▶ Exercise goal:
Identify the lines bearing the string "name" and gather them.

-- START Dataset content --

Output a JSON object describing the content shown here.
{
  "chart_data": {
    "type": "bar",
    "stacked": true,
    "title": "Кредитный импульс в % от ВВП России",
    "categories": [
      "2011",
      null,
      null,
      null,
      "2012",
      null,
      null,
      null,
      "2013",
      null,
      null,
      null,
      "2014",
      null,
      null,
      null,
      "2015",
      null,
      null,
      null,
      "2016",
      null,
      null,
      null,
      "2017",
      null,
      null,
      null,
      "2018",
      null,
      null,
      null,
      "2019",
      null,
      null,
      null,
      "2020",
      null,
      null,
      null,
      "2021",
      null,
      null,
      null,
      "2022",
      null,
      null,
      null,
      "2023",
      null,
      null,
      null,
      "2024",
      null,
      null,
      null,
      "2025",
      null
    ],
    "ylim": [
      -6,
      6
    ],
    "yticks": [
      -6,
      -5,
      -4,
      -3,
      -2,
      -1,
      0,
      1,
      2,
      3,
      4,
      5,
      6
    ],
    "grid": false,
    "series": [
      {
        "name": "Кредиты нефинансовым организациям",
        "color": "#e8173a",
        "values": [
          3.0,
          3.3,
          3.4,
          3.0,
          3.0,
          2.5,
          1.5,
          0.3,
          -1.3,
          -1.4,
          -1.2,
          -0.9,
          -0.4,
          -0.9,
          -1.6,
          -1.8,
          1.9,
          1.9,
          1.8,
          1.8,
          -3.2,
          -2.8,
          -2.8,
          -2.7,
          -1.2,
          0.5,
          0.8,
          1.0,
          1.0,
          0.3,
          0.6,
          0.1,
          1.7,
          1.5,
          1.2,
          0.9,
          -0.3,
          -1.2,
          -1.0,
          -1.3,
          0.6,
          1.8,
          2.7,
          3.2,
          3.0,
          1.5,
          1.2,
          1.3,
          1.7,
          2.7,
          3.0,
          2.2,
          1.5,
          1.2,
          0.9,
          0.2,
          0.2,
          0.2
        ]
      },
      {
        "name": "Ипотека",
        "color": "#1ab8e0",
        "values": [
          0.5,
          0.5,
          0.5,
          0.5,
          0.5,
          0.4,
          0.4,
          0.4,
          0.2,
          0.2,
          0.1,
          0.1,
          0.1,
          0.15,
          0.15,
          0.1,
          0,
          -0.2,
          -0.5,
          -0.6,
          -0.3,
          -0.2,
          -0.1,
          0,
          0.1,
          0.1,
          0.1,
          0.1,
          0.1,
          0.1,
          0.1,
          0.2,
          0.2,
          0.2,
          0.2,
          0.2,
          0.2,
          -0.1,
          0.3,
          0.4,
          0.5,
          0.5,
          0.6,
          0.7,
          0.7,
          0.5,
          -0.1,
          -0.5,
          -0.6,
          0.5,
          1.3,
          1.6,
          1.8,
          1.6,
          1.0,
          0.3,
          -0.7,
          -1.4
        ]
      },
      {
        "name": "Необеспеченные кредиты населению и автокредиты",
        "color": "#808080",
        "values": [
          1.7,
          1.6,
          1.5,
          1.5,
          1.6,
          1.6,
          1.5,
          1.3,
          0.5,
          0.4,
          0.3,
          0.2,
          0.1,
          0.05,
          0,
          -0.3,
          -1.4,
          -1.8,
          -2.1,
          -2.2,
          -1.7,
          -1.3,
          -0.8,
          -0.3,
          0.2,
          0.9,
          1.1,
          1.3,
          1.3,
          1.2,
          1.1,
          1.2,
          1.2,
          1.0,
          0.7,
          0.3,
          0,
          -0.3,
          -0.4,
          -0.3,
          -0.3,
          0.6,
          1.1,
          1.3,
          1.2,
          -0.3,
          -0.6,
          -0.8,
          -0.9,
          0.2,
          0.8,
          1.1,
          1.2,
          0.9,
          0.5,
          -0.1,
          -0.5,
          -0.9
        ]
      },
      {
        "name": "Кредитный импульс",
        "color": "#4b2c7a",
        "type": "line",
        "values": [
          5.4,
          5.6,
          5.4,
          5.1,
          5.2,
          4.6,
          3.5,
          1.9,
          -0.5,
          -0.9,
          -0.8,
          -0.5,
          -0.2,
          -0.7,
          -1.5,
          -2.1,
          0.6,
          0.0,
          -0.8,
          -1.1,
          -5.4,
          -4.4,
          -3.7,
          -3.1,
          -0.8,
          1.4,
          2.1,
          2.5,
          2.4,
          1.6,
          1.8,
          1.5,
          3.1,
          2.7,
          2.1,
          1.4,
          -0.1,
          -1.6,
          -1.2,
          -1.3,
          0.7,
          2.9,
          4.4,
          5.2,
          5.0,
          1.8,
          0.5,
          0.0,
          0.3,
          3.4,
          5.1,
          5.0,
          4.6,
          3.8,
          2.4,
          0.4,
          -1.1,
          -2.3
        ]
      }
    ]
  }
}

-- END Dataset content --

▶ Completed task:
        "name": "Кредиты нефинансовым организациям",
        "name": "Ипотека",
        "name": "Необеспеченные кредиты населению и автокредиты",
        "name": "Кредитный импульс",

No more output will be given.